>> START Material provided

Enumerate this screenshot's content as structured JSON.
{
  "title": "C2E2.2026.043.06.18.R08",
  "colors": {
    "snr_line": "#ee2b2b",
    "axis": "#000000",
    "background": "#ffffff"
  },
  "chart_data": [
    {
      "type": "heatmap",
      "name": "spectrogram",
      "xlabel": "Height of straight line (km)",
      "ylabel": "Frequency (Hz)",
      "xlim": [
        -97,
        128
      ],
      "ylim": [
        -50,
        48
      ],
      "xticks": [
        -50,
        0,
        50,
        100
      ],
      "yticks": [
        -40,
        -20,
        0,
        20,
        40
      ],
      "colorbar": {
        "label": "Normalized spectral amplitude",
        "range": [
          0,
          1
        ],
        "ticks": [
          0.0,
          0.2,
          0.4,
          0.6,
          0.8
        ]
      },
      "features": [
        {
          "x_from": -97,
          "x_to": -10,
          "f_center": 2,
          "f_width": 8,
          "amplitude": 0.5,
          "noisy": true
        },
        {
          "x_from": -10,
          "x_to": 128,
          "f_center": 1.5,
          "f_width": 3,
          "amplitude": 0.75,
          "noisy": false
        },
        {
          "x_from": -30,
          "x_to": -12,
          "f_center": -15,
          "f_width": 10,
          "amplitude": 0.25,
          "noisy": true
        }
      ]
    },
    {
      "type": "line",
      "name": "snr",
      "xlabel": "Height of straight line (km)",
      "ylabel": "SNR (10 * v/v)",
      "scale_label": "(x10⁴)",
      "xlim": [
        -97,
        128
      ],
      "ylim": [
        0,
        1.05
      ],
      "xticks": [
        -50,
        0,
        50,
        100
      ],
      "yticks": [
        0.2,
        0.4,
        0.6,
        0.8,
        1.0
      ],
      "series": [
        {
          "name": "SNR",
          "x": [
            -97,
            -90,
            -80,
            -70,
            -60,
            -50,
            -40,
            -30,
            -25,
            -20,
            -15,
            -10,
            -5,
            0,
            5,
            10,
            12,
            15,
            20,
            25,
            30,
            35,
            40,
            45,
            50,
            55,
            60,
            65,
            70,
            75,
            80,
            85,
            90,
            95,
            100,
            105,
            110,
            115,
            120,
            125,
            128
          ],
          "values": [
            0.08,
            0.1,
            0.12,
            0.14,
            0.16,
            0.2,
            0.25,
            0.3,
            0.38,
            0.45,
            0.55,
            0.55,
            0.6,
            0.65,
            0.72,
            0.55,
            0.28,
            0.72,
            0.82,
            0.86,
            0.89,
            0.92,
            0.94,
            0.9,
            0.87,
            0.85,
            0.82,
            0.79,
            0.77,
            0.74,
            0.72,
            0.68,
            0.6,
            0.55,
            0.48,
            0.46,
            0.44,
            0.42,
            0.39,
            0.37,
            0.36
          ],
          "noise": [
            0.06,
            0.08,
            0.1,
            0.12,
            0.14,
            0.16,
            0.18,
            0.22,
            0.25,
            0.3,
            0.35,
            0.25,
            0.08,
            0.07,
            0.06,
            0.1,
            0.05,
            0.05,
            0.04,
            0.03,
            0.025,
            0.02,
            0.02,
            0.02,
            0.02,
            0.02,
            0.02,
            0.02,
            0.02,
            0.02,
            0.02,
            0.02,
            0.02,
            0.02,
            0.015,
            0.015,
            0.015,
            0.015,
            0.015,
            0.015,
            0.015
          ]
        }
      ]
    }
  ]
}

>> END Material provided

Aim:
Find each line with the string "amplitude" and copy it out.

Solution to this task:
        "label": "Normalized spectral amplitude",
          "amplitude": 0.5,
          "amplitude": 0.75,
          "amplitude": 0.25,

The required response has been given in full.